→ Description of the task
Omit any picture, and return the remaining data exactly as written.

→ Source material
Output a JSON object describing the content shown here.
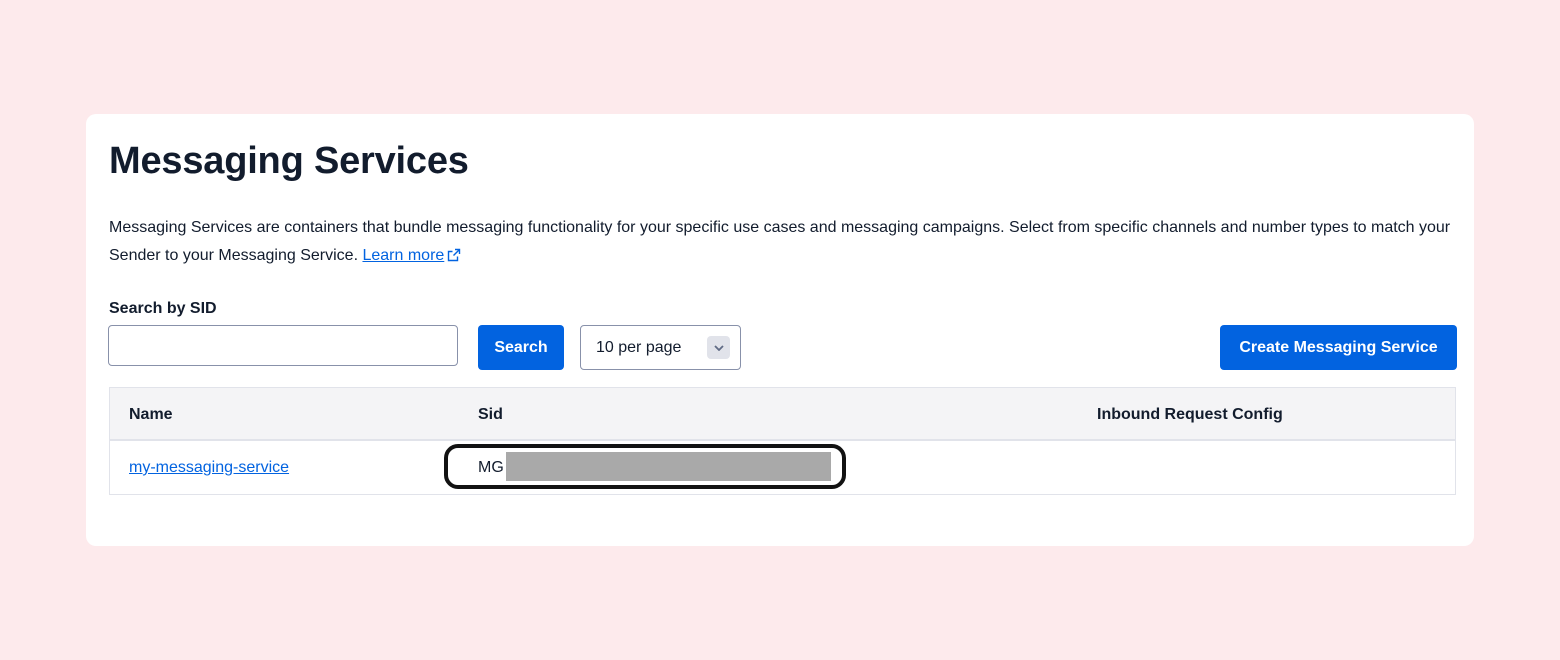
{
  "page": {
    "title": "Messaging Services",
    "description": "Messaging Services are containers that bundle messaging functionality for your specific use cases and messaging campaigns. Select from specific channels and number types to match your Sender to your Messaging Service.",
    "learn_more_label": "Learn more",
    "learn_more_icon": "external-link-icon"
  },
  "search": {
    "label": "Search by SID",
    "value": "",
    "button_label": "Search"
  },
  "pagination": {
    "per_page_selected": "10 per page",
    "chevron_icon": "chevron-down-icon"
  },
  "actions": {
    "create_label": "Create Messaging Service"
  },
  "table": {
    "columns": [
      "Name",
      "Sid",
      "Inbound Request Config"
    ],
    "rows": [
      {
        "name": "my-messaging-service",
        "sid_visible": "MG",
        "sid_redacted": true,
        "inbound_request_config": ""
      }
    ]
  },
  "colors": {
    "background": "#fdeaec",
    "primary": "#0263e0",
    "text": "#121c2d",
    "redaction": "#a9a9a9"
  }
}
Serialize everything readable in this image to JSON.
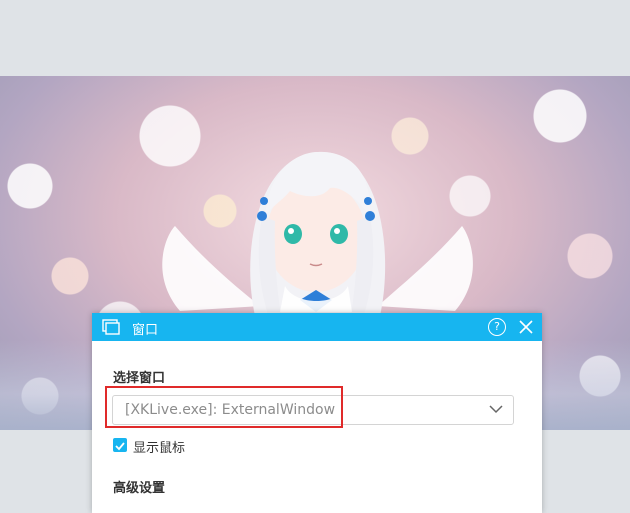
{
  "dialog": {
    "title": "窗口",
    "help_glyph": "?",
    "select_window_label": "选择窗口",
    "selected_window": "[XKLive.exe]: ExternalWindow",
    "show_cursor_label": "显示鼠标",
    "show_cursor_checked": true,
    "advanced_label": "高级设置"
  },
  "colors": {
    "accent": "#17b5f0",
    "highlight_border": "#e02a2a"
  }
}
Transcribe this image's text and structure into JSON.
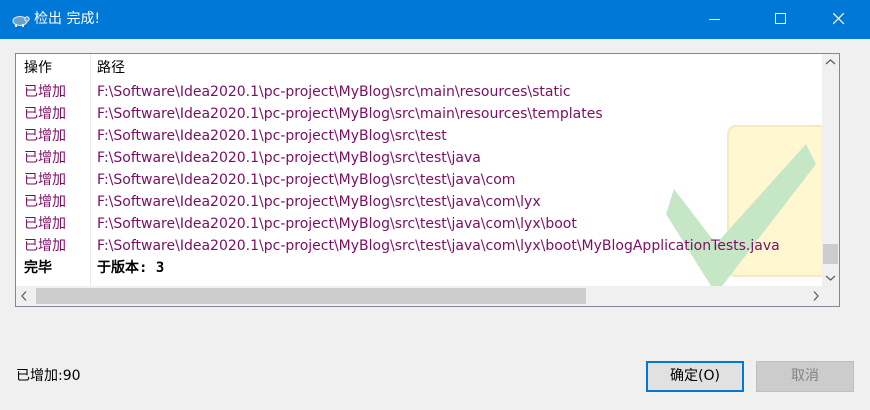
{
  "window": {
    "title": "检出 完成!",
    "controls": [
      "minimize-icon",
      "maximize-icon",
      "close-icon"
    ]
  },
  "list": {
    "columns": {
      "action": "操作",
      "path": "路径"
    },
    "rows": [
      {
        "action": "已增加",
        "path": "F:\\Software\\Idea2020.1\\pc-project\\MyBlog\\src\\main\\resources\\static"
      },
      {
        "action": "已增加",
        "path": "F:\\Software\\Idea2020.1\\pc-project\\MyBlog\\src\\main\\resources\\templates"
      },
      {
        "action": "已增加",
        "path": "F:\\Software\\Idea2020.1\\pc-project\\MyBlog\\src\\test"
      },
      {
        "action": "已增加",
        "path": "F:\\Software\\Idea2020.1\\pc-project\\MyBlog\\src\\test\\java"
      },
      {
        "action": "已增加",
        "path": "F:\\Software\\Idea2020.1\\pc-project\\MyBlog\\src\\test\\java\\com"
      },
      {
        "action": "已增加",
        "path": "F:\\Software\\Idea2020.1\\pc-project\\MyBlog\\src\\test\\java\\com\\lyx"
      },
      {
        "action": "已增加",
        "path": "F:\\Software\\Idea2020.1\\pc-project\\MyBlog\\src\\test\\java\\com\\lyx\\boot"
      },
      {
        "action": "已增加",
        "path": "F:\\Software\\Idea2020.1\\pc-project\\MyBlog\\src\\test\\java\\com\\lyx\\boot\\MyBlogApplicationTests.java"
      },
      {
        "action": "完毕",
        "path": "于版本: 3"
      }
    ],
    "row_color": "#7a0f62"
  },
  "footer": {
    "status": "已增加:90",
    "ok_label": "确定(O)",
    "cancel_label": "取消"
  },
  "colors": {
    "titlebar": "#0078d7",
    "accent": "#0078d7"
  }
}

→ Response
Output a JSON object describing the content shown here.
{
  "page": {
    "title": "Messaging Services",
    "description": "Messaging Services are containers that bundle messaging functionality for your specific use cases and messaging campaigns. Select from specific channels and number types to match your Sender to your Messaging Service.",
    "learn_more_label": "Learn more",
    "learn_more_icon": "external-link-icon"
  },
  "search": {
    "label": "Search by SID",
    "value": "",
    "button_label": "Search"
  },
  "pagination": {
    "per_page_selected": "10 per page",
    "chevron_icon": "chevron-down-icon"
  },
  "actions": {
    "create_label": "Create Messaging Service"
  },
  "table": {
    "columns": [
      "Name",
      "Sid",
      "Inbound Request Config"
    ],
    "rows": [
      {
        "name": "my-messaging-service",
        "sid_visible": "MG",
        "sid_redacted": true,
        "inbound_request_config": ""
      }
    ]
  },
  "colors": {
    "background": "#fdeaec",
    "primary": "#0263e0",
    "text": "#121c2d",
    "redaction": "#a9a9a9"
  }
}
Serialize everything readable in this image to JSON.
{
  "dialog": {
    "title": "窗口",
    "help_glyph": "?",
    "select_window_label": "选择窗口",
    "selected_window": "[XKLive.exe]: ExternalWindow",
    "show_cursor_label": "显示鼠标",
    "show_cursor_checked": true,
    "advanced_label": "高级设置"
  },
  "colors": {
    "accent": "#17b5f0",
    "highlight_border": "#e02a2a"
  }
}
Transcribe this image's text and structure into JSON.
{
  "window": {
    "title": "检出 完成!",
    "controls": [
      "minimize-icon",
      "maximize-icon",
      "close-icon"
    ]
  },
  "list": {
    "columns": {
      "action": "操作",
      "path": "路径"
    },
    "rows": [
      {
        "action": "已增加",
        "path": "F:\\Software\\Idea2020.1\\pc-project\\MyBlog\\src\\main\\resources\\static"
      },
      {
        "action": "已增加",
        "path": "F:\\Software\\Idea2020.1\\pc-project\\MyBlog\\src\\main\\resources\\templates"
      },
      {
        "action": "已增加",
        "path": "F:\\Software\\Idea2020.1\\pc-project\\MyBlog\\src\\test"
      },
      {
        "action": "已增加",
        "path": "F:\\Software\\Idea2020.1\\pc-project\\MyBlog\\src\\test\\java"
      },
      {
        "action": "已增加",
        "path": "F:\\Software\\Idea2020.1\\pc-project\\MyBlog\\src\\test\\java\\com"
      },
      {
        "action": "已增加",
        "path": "F:\\Software\\Idea2020.1\\pc-project\\MyBlog\\src\\test\\java\\com\\lyx"
      },
      {
        "action": "已增加",
        "path": "F:\\Software\\Idea2020.1\\pc-project\\MyBlog\\src\\test\\java\\com\\lyx\\boot"
      },
      {
        "action": "已增加",
        "path": "F:\\Software\\Idea2020.1\\pc-project\\MyBlog\\src\\test\\java\\com\\lyx\\boot\\MyBlogApplicationTests.java"
      },
      {
        "action": "完毕",
        "path": "于版本: 3"
      }
    ],
    "row_color": "#7a0f62"
  },
  "footer": {
    "status": "已增加:90",
    "ok_label": "确定(O)",
    "cancel_label": "取消"
  },
  "colors": {
    "titlebar": "#0078d7",
    "accent": "#0078d7"
  }
}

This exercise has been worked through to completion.